**WRITTEN PROBLEM:**
Give every line of the material again, exactly as written.

Chart and figure data
──────────────────────────────
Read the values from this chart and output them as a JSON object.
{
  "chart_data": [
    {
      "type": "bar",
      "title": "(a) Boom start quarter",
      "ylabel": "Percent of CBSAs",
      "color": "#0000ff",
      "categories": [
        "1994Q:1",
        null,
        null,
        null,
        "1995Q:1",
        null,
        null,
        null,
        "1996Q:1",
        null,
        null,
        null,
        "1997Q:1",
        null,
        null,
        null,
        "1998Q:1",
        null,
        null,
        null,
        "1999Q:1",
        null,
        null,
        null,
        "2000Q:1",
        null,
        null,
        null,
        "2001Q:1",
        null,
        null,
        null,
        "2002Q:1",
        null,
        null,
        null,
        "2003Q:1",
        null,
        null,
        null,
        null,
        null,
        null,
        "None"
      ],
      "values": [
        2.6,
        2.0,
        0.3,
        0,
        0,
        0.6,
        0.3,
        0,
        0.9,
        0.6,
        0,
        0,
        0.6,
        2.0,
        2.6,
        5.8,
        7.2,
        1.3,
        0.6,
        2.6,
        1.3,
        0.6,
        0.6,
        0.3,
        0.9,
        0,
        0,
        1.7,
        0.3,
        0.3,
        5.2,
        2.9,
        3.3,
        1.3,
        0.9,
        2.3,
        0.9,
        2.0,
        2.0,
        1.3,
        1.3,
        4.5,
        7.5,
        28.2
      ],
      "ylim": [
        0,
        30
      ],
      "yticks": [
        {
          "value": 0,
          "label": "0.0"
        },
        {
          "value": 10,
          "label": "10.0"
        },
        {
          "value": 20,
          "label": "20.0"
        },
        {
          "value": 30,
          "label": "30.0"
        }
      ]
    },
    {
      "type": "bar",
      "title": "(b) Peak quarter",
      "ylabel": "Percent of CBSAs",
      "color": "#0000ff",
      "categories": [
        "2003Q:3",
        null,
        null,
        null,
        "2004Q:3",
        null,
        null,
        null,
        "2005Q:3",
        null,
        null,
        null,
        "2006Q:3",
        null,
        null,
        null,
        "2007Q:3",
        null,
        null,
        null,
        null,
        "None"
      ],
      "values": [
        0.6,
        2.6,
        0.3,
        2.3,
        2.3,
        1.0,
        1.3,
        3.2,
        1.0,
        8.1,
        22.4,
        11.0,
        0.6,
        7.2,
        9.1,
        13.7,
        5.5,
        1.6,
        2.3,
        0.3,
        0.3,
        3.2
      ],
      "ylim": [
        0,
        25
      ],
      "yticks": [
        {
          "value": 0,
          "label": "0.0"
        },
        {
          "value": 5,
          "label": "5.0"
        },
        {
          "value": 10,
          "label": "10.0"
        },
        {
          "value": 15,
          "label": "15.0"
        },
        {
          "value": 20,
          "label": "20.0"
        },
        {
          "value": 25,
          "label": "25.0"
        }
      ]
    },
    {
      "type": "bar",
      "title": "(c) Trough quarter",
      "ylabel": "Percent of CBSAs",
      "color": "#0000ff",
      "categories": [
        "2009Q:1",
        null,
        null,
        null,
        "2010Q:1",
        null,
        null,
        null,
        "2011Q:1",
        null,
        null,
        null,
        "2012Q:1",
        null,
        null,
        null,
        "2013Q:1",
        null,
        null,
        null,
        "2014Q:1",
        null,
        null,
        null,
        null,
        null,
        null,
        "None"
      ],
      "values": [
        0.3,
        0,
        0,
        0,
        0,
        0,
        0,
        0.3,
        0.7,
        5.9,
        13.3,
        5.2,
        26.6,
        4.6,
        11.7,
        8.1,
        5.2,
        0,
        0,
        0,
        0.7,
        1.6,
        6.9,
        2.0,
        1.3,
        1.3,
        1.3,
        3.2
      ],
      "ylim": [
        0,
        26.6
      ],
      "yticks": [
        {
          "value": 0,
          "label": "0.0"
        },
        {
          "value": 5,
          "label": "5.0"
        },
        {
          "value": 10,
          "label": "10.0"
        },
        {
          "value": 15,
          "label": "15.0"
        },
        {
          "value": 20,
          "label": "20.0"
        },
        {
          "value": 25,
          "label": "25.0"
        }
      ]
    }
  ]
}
──────────────────────────────
**RESULT:**
Read the values from this chart and output them as a JSON object.
{
  "chart_data": [
    {
      "type": "bar",
      "title": "(a) Boom start quarter",
      "ylabel": "Percent of CBSAs",
      "color": "#0000ff",
      "categories": [
        "1994Q:1",
        null,
        null,
        null,
        "1995Q:1",
        null,
        null,
        null,
        "1996Q:1",
        null,
        null,
        null,
        "1997Q:1",
        null,
        null,
        null,
        "1998Q:1",
        null,
        null,
        null,
        "1999Q:1",
        null,
        null,
        null,
        "2000Q:1",
        null,
        null,
        null,
        "2001Q:1",
        null,
        null,
        null,
        "2002Q:1",
        null,
        null,
        null,
        "2003Q:1",
        null,
        null,
        null,
        null,
        null,
        null,
        "None"
      ],
      "values": [
        2.6,
        2.0,
        0.3,
        0,
        0,
        0.6,
        0.3,
        0,
        0.9,
        0.6,
        0,
        0,
        0.6,
        2.0,
        2.6,
        5.8,
        7.2,
        1.3,
        0.6,
        2.6,
        1.3,
        0.6,
        0.6,
        0.3,
        0.9,
        0,
        0,
        1.7,
        0.3,
        0.3,
        5.2,
        2.9,
        3.3,
        1.3,
        0.9,
        2.3,
        0.9,
        2.0,
        2.0,
        1.3,
        1.3,
        4.5,
        7.5,
        28.2
      ],
      "ylim": [
        0,
        30
      ],
      "yticks": [
        {
          "value": 0,
          "label": "0.0"
        },
        {
          "value": 10,
          "label": "10.0"
        },
        {
          "value": 20,
          "label": "20.0"
        },
        {
          "value": 30,
          "label": "30.0"
        }
      ]
    },
    {
      "type": "bar",
      "title": "(b) Peak quarter",
      "ylabel": "Percent of CBSAs",
      "color": "#0000ff",
      "categories": [
        "2003Q:3",
        null,
        null,
        null,
        "2004Q:3",
        null,
        null,
        null,
        "2005Q:3",
        null,
        null,
        null,
        "2006Q:3",
        null,
        null,
        null,
        "2007Q:3",
        null,
        null,
        null,
        null,
        "None"
      ],
      "values": [
        0.6,
        2.6,
        0.3,
        2.3,
        2.3,
        1.0,
        1.3,
        3.2,
        1.0,
        8.1,
        22.4,
        11.0,
        0.6,
        7.2,
        9.1,
        13.7,
        5.5,
        1.6,
        2.3,
        0.3,
        0.3,
        3.2
      ],
      "ylim": [
        0,
        25
      ],
      "yticks": [
        {
          "value": 0,
          "label": "0.0"
        },
        {
          "value": 5,
          "label": "5.0"
        },
        {
          "value": 10,
          "label": "10.0"
        },
        {
          "value": 15,
          "label": "15.0"
        },
        {
          "value": 20,
          "label": "20.0"
        },
        {
          "value": 25,
          "label": "25.0"
        }
      ]
    },
    {
      "type": "bar",
      "title": "(c) Trough quarter",
      "ylabel": "Percent of CBSAs",
      "color": "#0000ff",
      "categories": [
        "2009Q:1",
        null,
        null,
        null,
        "2010Q:1",
        null,
        null,
        null,
        "2011Q:1",
        null,
        null,
        null,
        "2012Q:1",
        null,
        null,
        null,
        "2013Q:1",
        null,
        null,
        null,
        "2014Q:1",
        null,
        null,
        null,
        null,
        null,
        null,
        "None"
      ],
      "values": [
        0.3,
        0,
        0,
        0,
        0,
        0,
        0,
        0.3,
        0.7,
        5.9,
        13.3,
        5.2,
        26.6,
        4.6,
        11.7,
        8.1,
        5.2,
        0,
        0,
        0,
        0.7,
        1.6,
        6.9,
        2.0,
        1.3,
        1.3,
        1.3,
        3.2
      ],
      "ylim": [
        0,
        26.6
      ],
      "yticks": [
        {
          "value": 0,
          "label": "0.0"
        },
        {
          "value": 5,
          "label": "5.0"
        },
        {
          "value": 10,
          "label": "10.0"
        },
        {
          "value": 15,
          "label": "15.0"
        },
        {
          "value": 20,
          "label": "20.0"
        },
        {
          "value": 25,
          "label": "25.0"
        }
      ]
    }
  ]
}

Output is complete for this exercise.